● SET TASK: From the entries below, gather each line containing the word "labels".

+ + + + +

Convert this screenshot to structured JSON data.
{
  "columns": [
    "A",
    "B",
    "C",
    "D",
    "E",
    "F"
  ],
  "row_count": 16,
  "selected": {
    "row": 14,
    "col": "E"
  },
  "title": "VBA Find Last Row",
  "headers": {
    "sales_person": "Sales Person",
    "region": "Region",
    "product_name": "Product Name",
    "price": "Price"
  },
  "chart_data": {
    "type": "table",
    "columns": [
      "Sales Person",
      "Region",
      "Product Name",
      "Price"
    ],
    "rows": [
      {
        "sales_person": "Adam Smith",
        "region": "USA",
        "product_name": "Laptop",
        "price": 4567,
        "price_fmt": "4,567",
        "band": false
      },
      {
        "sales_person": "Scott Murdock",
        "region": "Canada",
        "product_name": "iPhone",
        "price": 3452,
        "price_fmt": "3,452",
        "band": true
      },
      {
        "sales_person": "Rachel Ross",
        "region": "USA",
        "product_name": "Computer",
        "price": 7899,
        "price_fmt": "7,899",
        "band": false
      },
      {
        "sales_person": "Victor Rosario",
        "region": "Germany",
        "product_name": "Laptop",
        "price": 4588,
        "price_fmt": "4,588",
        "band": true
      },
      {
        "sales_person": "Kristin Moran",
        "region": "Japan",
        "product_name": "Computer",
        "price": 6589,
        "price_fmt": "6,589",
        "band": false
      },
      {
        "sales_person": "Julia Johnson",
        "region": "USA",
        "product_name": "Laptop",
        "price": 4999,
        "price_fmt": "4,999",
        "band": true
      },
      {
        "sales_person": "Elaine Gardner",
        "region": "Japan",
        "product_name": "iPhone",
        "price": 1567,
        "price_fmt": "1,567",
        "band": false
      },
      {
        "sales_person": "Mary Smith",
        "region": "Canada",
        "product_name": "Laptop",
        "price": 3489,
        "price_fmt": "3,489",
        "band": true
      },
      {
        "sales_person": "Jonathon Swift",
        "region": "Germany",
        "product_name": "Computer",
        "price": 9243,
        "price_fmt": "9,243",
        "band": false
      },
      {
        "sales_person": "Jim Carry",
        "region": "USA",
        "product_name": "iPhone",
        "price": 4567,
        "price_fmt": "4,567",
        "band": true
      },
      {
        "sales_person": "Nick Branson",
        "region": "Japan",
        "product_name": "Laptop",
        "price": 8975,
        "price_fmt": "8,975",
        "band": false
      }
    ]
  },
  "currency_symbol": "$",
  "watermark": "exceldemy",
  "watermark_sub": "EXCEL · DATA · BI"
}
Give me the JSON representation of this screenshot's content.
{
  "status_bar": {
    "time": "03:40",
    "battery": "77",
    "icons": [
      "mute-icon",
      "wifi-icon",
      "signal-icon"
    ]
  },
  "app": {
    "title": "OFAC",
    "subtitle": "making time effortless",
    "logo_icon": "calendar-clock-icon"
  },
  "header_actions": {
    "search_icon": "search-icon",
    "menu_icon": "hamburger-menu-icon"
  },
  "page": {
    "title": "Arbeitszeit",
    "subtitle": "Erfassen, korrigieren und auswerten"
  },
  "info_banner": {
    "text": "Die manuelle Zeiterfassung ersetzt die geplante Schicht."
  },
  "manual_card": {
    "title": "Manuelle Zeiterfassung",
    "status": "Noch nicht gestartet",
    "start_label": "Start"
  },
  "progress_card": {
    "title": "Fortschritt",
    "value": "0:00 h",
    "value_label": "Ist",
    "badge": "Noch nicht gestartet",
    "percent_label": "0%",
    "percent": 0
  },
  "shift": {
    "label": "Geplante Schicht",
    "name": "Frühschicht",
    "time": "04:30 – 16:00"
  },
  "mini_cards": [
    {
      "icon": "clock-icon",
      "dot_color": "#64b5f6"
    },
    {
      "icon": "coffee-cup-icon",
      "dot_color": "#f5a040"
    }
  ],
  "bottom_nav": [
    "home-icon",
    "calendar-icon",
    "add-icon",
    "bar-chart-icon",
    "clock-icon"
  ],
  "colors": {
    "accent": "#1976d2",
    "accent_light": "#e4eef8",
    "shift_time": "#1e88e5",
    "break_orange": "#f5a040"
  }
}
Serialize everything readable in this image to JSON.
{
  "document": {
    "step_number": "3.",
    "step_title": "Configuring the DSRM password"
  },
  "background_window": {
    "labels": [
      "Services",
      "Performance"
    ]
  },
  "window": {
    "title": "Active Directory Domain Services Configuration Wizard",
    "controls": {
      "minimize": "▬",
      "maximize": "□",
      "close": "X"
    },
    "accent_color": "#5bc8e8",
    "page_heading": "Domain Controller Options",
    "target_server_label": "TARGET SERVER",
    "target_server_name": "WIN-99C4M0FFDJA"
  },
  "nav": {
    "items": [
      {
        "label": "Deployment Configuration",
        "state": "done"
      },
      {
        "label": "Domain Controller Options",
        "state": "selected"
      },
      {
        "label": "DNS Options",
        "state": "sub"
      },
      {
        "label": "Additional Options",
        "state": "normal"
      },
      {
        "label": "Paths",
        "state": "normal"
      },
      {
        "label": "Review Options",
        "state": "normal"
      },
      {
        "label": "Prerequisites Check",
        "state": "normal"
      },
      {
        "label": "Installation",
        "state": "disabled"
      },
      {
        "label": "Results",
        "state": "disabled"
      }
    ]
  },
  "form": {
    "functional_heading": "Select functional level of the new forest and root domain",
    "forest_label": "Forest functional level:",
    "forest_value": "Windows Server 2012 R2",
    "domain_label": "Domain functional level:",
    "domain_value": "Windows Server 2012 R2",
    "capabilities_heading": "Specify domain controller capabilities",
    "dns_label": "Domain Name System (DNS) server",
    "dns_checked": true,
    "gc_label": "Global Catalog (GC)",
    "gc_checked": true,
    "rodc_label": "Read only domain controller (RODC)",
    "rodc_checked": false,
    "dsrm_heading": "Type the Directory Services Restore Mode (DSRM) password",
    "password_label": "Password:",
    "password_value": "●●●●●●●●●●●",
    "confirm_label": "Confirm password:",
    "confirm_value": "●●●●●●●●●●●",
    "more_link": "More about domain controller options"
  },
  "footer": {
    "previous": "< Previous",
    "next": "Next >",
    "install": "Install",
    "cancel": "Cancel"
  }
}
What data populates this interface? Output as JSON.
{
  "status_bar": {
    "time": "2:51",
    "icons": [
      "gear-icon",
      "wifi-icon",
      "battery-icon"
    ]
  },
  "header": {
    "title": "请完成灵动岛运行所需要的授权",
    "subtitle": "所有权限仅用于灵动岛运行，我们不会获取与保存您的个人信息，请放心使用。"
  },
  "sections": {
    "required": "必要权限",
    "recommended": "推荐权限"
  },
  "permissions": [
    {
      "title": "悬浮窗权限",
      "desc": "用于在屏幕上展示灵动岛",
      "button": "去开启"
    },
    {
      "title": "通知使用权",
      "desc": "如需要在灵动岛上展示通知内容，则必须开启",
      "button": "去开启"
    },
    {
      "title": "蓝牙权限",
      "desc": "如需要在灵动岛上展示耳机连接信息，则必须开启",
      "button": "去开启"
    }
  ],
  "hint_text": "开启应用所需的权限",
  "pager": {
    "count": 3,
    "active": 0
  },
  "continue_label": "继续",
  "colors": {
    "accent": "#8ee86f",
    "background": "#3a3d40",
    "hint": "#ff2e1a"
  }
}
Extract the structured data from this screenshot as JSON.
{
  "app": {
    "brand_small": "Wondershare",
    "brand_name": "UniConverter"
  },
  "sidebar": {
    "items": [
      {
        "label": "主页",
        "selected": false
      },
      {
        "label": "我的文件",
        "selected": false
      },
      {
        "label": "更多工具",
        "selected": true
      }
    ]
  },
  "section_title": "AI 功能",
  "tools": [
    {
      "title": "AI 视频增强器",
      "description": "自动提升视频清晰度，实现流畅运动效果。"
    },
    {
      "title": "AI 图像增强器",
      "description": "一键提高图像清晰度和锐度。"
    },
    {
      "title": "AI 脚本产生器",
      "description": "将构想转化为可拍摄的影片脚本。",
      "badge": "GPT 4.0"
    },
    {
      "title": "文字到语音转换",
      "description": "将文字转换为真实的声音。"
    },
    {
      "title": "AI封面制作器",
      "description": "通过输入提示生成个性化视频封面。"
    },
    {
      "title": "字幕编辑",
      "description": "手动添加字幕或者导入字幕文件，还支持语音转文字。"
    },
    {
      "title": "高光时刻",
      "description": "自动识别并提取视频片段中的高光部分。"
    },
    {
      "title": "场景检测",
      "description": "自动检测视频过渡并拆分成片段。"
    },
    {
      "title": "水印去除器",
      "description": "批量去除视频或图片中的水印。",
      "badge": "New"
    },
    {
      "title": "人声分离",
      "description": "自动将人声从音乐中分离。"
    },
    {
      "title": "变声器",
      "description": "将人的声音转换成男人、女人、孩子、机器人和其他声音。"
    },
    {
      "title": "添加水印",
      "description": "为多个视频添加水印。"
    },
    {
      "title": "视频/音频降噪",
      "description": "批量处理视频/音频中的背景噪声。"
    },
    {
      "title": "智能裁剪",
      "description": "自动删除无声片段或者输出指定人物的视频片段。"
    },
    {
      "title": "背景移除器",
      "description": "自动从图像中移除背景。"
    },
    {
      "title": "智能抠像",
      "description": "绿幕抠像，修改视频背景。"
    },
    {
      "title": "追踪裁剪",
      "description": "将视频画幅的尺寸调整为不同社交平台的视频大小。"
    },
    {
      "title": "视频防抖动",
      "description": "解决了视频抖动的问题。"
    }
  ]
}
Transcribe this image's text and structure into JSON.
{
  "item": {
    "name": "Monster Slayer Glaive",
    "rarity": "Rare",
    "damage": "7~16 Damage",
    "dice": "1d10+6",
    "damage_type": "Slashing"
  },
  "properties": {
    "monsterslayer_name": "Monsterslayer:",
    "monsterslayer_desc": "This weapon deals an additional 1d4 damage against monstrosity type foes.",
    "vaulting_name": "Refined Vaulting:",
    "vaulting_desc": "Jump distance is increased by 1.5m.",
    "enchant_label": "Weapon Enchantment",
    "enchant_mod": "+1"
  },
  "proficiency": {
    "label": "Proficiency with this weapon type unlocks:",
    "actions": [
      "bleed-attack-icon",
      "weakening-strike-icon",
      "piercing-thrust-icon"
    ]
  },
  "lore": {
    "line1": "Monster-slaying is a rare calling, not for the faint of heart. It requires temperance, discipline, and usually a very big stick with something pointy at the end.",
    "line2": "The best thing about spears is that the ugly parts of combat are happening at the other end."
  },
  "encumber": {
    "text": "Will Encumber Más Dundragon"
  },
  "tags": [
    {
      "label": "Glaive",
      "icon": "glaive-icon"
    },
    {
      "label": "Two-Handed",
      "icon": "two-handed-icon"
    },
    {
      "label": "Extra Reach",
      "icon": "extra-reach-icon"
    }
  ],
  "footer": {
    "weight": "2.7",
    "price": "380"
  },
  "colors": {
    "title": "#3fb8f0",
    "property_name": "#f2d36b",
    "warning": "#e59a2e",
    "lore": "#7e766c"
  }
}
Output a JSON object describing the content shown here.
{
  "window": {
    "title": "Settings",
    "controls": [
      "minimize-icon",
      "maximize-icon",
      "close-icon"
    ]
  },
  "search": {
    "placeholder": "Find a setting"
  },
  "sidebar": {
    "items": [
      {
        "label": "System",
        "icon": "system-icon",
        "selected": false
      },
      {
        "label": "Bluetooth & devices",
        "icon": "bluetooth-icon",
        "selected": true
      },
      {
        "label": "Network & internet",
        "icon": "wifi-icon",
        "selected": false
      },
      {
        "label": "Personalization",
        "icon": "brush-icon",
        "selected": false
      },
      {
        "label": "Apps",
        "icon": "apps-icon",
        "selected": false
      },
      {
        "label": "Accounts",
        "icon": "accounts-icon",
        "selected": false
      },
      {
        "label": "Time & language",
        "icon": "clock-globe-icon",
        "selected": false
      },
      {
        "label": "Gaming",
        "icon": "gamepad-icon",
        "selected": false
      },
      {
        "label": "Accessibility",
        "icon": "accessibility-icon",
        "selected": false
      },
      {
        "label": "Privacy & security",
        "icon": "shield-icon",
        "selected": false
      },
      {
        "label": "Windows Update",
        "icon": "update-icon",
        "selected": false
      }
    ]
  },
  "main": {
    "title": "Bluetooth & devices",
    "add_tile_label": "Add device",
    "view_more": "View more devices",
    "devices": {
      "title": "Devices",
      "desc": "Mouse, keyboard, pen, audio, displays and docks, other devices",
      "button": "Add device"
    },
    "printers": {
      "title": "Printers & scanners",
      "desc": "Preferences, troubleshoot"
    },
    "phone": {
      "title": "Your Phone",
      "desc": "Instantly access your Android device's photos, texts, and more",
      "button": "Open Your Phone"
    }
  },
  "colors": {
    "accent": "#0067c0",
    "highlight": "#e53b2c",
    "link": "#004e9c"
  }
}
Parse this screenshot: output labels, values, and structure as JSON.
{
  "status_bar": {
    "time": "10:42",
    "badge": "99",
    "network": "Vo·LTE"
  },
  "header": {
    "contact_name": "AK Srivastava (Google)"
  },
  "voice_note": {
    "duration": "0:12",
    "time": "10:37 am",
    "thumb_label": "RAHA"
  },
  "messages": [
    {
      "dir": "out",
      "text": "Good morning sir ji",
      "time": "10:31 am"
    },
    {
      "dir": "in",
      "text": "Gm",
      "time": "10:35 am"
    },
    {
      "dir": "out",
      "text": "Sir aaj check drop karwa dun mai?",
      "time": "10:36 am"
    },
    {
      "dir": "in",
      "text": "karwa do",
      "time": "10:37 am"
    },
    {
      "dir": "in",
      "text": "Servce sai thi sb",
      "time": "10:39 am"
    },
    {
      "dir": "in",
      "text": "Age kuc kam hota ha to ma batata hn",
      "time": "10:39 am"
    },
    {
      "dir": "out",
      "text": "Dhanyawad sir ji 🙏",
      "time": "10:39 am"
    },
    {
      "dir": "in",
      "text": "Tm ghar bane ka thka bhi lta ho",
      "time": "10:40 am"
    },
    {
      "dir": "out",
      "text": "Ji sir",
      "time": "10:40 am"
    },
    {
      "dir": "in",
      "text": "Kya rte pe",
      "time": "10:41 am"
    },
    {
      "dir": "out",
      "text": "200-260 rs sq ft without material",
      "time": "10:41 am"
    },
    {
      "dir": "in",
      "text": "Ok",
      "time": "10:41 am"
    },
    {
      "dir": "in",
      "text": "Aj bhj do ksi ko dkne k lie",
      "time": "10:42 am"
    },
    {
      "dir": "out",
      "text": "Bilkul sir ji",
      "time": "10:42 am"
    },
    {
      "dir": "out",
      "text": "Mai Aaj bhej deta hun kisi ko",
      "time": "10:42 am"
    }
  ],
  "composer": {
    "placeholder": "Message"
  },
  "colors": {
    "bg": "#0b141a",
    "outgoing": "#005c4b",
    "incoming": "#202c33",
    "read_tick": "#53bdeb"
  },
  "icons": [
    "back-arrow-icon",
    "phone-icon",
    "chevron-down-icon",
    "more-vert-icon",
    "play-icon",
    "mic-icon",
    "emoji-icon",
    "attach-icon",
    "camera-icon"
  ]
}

+ + + + +

● SOLUTION BELOW:
    "labels": [
Parse this screenshot: output labels, values, and structure as JSON.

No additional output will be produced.